**Task instructions:** Continue the article on the WastedLocker ransomware attack on Garmin, starting after its last sentence, not the data that follows it.

Garmin, the GPS and aviation tech specialist, reportedly negotiated with Evil Corp for a decryption key to unlock its files in the wake of a WastedLocker ransomware attack.

The attack, which started on July 23, knocked out Garmin’s fitness-tracker services, customer-support outlets and commercial aviation offerings such as flight-plan filing, account-syncing and database-concierge capabilities. Garmin officially confirmed a cyberattack to Threatpost (and later in a web post), but declined to explain the specific cause.

However, sources reportedly shared photos with BleepingComputer of a Garmin computer with encrypted files with the .garminwasted extension on each file’s name. That indicated that WastedLocker was the malware involved. Soon, the company’s systems started coming back online, and as of Monday Garmin said its services are now fully restored.

BleepingComputer also said it obtained a copy of the working decryptor from the Garmin IT department with a time stamp of July 25, and that the original ransom amount requested was $10 million. Sky News meanwhile reported that the device-maker paid the ransom to Evil Corp, the gang behind the ransomware, via a ransomware-negotiation business called Arete IR.

If Garmin did indeed pay the ransom, the company could be in hot water from a legal perspective. The U.S. Treasury Department in December issued sanctions against Evil Corp, which state that “U.S. persons are generally prohibited from engaging in transactions” with Evil Corp or any of its individual members.

WastedLocker: A Look Inside

Kaspersky researcher Fedor Sinitsyn, in a recent post, said that there has been an increase in the use of WastedLocker in the first half of this year. In his technical analysis, the researcher highlighted several noteworthy features in the WastedLocker ransomware.

For one, it has a command line interface that attackers can use to control the way it operates; they can specify specific directories to target, and prioritize which sets of files are encrypted first. The CLI also allows attackers to encrypt files on specified network resources.

**Exercise data:**
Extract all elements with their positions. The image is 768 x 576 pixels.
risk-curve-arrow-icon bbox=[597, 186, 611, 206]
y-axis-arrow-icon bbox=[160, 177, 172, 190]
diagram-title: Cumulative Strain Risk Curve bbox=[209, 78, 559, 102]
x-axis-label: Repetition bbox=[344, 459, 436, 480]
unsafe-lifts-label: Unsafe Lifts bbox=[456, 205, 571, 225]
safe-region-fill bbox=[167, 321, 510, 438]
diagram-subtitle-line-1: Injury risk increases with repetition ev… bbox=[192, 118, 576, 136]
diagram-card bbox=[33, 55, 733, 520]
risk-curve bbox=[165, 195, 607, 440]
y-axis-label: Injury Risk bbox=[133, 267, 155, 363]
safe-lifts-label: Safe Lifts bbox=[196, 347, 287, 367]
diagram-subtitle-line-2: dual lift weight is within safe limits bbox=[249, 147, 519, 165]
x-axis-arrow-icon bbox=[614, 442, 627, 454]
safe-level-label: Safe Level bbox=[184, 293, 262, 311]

**Written answer:**
WastedLocker also features a bypass for User Account Control (UAC) on Windows machines, which is a security check meant to prevent malicious privilege escalation. If a program seeks to elevate privileges in order to function, a pop-up prompt will ask, “Do you want to allow the following program to make changes to this computer?”

To get around this, WastedLocker can silently elevate its privileges using a known bypass technique, Sinitsyn said: “[This] sequence of actions results in WastedLocker being relaunched from the alternate [Windows NT file system (NTFS)] stream with elevated administrative privileges without displaying the UAC prompt.”

On the crypto front, WastedLocker uses a combination of AES and a publicly available reference implementation of an RSA algorithm named “rsaref,” according to the researcher, which is also seen elsewhere with other ransomwares. Also, it applies an MD5 hash of the original content of each encrypted file, which is used during decryption to ensure the correctness of the procedure.

“This is a rare approach that was previously used by the BitPaymer and DoppelPaymer trojans,” Sinitsyn said. “This WastedLocker sample we analyzed is targeted and crafted specifically to be used in this particular attack. It uses a ‘classic’ AES+RSA cryptographic scheme which is strong and properly implemented, and therefore the files encrypted by this sample cannot be decrypted without the threat actors’ private RSA key.”